◆ Written task ◆
Extract the listing below in full, unchanged.

◆ Exercise inputs ◆
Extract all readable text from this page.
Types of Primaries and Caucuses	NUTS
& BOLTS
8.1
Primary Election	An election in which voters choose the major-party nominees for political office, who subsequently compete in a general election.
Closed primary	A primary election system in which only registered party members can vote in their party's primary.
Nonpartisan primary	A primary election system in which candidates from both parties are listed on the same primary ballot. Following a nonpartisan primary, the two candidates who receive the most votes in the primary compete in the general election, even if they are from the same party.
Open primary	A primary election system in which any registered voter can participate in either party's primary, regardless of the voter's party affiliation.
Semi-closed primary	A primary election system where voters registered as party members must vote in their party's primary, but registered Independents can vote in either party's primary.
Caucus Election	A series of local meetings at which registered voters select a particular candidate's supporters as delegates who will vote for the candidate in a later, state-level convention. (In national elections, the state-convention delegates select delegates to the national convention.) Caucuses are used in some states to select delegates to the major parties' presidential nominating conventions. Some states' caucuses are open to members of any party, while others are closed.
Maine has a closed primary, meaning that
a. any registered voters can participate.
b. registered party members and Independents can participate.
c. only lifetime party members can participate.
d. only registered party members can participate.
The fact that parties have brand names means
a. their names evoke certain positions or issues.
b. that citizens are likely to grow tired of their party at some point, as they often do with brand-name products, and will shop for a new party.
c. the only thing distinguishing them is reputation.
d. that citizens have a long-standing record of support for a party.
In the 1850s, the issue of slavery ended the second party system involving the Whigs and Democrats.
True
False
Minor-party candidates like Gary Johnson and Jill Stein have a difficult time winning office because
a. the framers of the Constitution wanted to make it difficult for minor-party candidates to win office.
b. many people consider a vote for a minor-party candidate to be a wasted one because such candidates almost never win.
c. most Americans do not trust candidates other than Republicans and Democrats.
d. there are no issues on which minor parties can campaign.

◆ Finished task ◆
Extract all readable text from this page.
Types of Primaries and Caucuses	NUTS
& BOLTS
8.1
Primary Election	An election in which voters choose the major-party nominees for political office, who subsequently compete in a general election.
Closed primary	A primary election system in which only registered party members can vote in their party's primary.
Nonpartisan primary	A primary election system in which candidates from both parties are listed on the same primary ballot. Following a nonpartisan primary, the two candidates who receive the most votes in the primary compete in the general election, even if they are from the same party.
Open primary	A primary election system in which any registered voter can participate in either party's primary, regardless of the voter's party affiliation.
Semi-closed primary	A primary election system where voters registered as party members must vote in their party's primary, but registered Independents can vote in either party's primary.
Caucus Election	A series of local meetings at which registered voters select a particular candidate's supporters as delegates who will vote for the candidate in a later, state-level convention. (In national elections, the state-convention delegates select delegates to the national convention.) Caucuses are used in some states to select delegates to the major parties' presidential nominating conventions. Some states' caucuses are open to members of any party, while others are closed.
Maine has a closed primary, meaning that
a. any registered voters can participate.
b. registered party members and Independents can participate.
c. only lifetime party members can participate.
d. only registered party members can participate.
The fact that parties have brand names means
a. their names evoke certain positions or issues.
b. that citizens are likely to grow tired of their party at some point, as they often do with brand-name products, and will shop for a new party.
c. the only thing distinguishing them is reputation.
d. that citizens have a long-standing record of support for a party.
In the 1850s, the issue of slavery ended the second party system involving the Whigs and Democrats.
True
False
Minor-party candidates like Gary Johnson and Jill Stein have a difficult time winning office because
a. the framers of the Constitution wanted to make it difficult for minor-party candidates to win office.
b. many people consider a vote for a minor-party candidate to be a wasted one because such candidates almost never win.
c. most Americans do not trust candidates other than Republicans and Democrats.
d. there are no issues on which minor parties can campaign.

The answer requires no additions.